**Required work**:
Extract the full set of records that follows, word for word.

Stored entries
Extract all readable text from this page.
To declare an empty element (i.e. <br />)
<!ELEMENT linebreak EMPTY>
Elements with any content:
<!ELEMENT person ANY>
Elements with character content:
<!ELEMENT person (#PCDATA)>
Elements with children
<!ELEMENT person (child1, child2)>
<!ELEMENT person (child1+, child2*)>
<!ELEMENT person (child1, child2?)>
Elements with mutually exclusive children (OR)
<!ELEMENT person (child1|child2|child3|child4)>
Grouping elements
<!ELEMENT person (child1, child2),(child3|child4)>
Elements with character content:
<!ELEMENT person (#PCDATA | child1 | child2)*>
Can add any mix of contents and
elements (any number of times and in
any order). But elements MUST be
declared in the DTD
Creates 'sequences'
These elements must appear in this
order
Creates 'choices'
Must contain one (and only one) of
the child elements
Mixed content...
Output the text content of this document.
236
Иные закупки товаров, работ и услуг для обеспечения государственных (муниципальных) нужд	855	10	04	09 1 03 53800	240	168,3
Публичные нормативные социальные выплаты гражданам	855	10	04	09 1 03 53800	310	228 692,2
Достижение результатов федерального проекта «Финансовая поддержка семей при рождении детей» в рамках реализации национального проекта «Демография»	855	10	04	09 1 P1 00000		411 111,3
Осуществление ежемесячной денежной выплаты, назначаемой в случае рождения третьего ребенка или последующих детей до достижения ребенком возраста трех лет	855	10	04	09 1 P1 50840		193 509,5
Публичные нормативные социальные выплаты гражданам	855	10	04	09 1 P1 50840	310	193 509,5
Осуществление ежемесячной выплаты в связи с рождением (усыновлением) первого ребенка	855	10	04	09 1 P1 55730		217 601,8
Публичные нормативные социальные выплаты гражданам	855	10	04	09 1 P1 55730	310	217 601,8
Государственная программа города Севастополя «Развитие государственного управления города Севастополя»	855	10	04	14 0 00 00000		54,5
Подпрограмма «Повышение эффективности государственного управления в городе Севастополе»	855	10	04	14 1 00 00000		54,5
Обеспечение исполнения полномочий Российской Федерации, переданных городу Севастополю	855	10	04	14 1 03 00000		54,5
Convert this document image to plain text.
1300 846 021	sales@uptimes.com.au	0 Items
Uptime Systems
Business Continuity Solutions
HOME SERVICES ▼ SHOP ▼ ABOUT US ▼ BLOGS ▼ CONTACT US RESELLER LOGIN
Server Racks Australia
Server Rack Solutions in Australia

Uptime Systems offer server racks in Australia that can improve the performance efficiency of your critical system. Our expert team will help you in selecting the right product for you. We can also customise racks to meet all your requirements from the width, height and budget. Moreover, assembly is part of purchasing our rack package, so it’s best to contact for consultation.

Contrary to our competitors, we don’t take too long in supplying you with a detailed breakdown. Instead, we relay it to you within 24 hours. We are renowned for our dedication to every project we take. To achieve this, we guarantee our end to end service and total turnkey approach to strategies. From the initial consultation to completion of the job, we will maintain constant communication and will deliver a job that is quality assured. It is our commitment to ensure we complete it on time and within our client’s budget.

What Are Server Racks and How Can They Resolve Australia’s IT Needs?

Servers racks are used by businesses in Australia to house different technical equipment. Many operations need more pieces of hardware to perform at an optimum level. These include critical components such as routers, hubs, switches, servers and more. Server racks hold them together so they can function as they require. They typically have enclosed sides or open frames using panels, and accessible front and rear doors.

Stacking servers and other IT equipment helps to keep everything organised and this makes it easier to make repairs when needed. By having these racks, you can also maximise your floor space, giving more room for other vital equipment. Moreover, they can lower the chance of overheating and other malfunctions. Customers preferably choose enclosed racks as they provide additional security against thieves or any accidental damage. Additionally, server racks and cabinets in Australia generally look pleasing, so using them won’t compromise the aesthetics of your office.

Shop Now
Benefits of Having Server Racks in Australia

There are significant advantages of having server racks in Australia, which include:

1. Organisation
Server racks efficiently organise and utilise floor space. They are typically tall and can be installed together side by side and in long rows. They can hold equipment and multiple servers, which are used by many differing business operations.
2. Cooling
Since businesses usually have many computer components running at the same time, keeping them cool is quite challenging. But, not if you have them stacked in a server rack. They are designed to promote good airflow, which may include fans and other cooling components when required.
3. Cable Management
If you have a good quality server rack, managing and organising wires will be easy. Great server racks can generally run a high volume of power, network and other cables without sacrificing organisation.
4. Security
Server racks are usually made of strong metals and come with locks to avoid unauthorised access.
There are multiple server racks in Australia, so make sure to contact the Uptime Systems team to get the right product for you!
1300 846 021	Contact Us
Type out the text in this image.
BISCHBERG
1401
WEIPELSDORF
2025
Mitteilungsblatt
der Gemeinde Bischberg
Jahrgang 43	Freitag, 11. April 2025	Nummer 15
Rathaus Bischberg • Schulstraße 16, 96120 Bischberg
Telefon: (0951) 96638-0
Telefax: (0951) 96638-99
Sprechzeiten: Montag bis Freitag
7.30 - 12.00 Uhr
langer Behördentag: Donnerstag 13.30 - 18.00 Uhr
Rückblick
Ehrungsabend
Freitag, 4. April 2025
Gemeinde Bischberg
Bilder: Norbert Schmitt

**Finished answer**:
Extract all readable text from this page.
To declare an empty element (i.e. <br />)
<!ELEMENT linebreak EMPTY>
Elements with any content:
<!ELEMENT person ANY>
Elements with character content:
<!ELEMENT person (#PCDATA)>
Elements with children
<!ELEMENT person (child1, child2)>
<!ELEMENT person (child1+, child2*)>
<!ELEMENT person (child1, child2?)>
Elements with mutually exclusive children (OR)
<!ELEMENT person (child1|child2|child3|child4)>
Grouping elements
<!ELEMENT person (child1, child2),(child3|child4)>
Elements with character content:
<!ELEMENT person (#PCDATA | child1 | child2)*>
Can add any mix of contents and
elements (any number of times and in
any order). But elements MUST be
declared in the DTD
Creates 'sequences'
These elements must appear in this
order
Creates 'choices'
Must contain one (and only one) of
the child elements
Mixed content...
Output the text content of this document.
236
Иные закупки товаров, работ и услуг для обеспечения государственных (муниципальных) нужд	855	10	04	09 1 03 53800	240	168,3
Публичные нормативные социальные выплаты гражданам	855	10	04	09 1 03 53800	310	228 692,2
Достижение результатов федерального проекта «Финансовая поддержка семей при рождении детей» в рамках реализации национального проекта «Демография»	855	10	04	09 1 P1 00000		411 111,3
Осуществление ежемесячной денежной выплаты, назначаемой в случае рождения третьего ребенка или последующих детей до достижения ребенком возраста трех лет	855	10	04	09 1 P1 50840		193 509,5
Публичные нормативные социальные выплаты гражданам	855	10	04	09 1 P1 50840	310	193 509,5
Осуществление ежемесячной выплаты в связи с рождением (усыновлением) первого ребенка	855	10	04	09 1 P1 55730		217 601,8
Публичные нормативные социальные выплаты гражданам	855	10	04	09 1 P1 55730	310	217 601,8
Государственная программа города Севастополя «Развитие государственного управления города Севастополя»	855	10	04	14 0 00 00000		54,5
Подпрограмма «Повышение эффективности государственного управления в городе Севастополе»	855	10	04	14 1 00 00000		54,5
Обеспечение исполнения полномочий Российской Федерации, переданных городу Севастополю	855	10	04	14 1 03 00000		54,5
Convert this document image to plain text.
1300 846 021	sales@uptimes.com.au	0 Items
Uptime Systems
Business Continuity Solutions
HOME SERVICES ▼ SHOP ▼ ABOUT US ▼ BLOGS ▼ CONTACT US RESELLER LOGIN
Server Racks Australia
Server Rack Solutions in Australia

Uptime Systems offer server racks in Australia that can improve the performance efficiency of your critical system. Our expert team will help you in selecting the right product for you. We can also customise racks to meet all your requirements from the width, height and budget. Moreover, assembly is part of purchasing our rack package, so it’s best to contact for consultation.

Contrary to our competitors, we don’t take too long in supplying you with a detailed breakdown. Instead, we relay it to you within 24 hours. We are renowned for our dedication to every project we take. To achieve this, we guarantee our end to end service and total turnkey approach to strategies. From the initial consultation to completion of the job, we will maintain constant communication and will deliver a job that is quality assured. It is our commitment to ensure we complete it on time and within our client’s budget.

What Are Server Racks and How Can They Resolve Australia’s IT Needs?

Servers racks are used by businesses in Australia to house different technical equipment. Many operations need more pieces of hardware to perform at an optimum level. These include critical components such as routers, hubs, switches, servers and more. Server racks hold them together so they can function as they require. They typically have enclosed sides or open frames using panels, and accessible front and rear doors.

Stacking servers and other IT equipment helps to keep everything organised and this makes it easier to make repairs when needed. By having these racks, you can also maximise your floor space, giving more room for other vital equipment. Moreover, they can lower the chance of overheating and other malfunctions. Customers preferably choose enclosed racks as they provide additional security against thieves or any accidental damage. Additionally, server racks and cabinets in Australia generally look pleasing, so using them won’t compromise the aesthetics of your office.

Shop Now
Benefits of Having Server Racks in Australia

There are significant advantages of having server racks in Australia, which include:

1. Organisation
Server racks efficiently organise and utilise floor space. They are typically tall and can be installed together side by side and in long rows. They can hold equipment and multiple servers, which are used by many differing business operations.
2. Cooling
Since businesses usually have many computer components running at the same time, keeping them cool is quite challenging. But, not if you have them stacked in a server rack. They are designed to promote good airflow, which may include fans and other cooling components when required.
3. Cable Management
If you have a good quality server rack, managing and organising wires will be easy. Great server racks can generally run a high volume of power, network and other cables without sacrificing organisation.
4. Security
Server racks are usually made of strong metals and come with locks to avoid unauthorised access.
There are multiple server racks in Australia, so make sure to contact the Uptime Systems team to get the right product for you!
1300 846 021	Contact Us
Type out the text in this image.
BISCHBERG
1401
WEIPELSDORF
2025
Mitteilungsblatt
der Gemeinde Bischberg
Jahrgang 43	Freitag, 11. April 2025	Nummer 15
Rathaus Bischberg • Schulstraße 16, 96120 Bischberg
Telefon: (0951) 96638-0
Telefax: (0951) 96638-99
Sprechzeiten: Montag bis Freitag
7.30 - 12.00 Uhr
langer Behördentag: Donnerstag 13.30 - 18.00 Uhr
Rückblick
Ehrungsabend
Freitag, 4. April 2025
Gemeinde Bischberg
Bilder: Norbert Schmitt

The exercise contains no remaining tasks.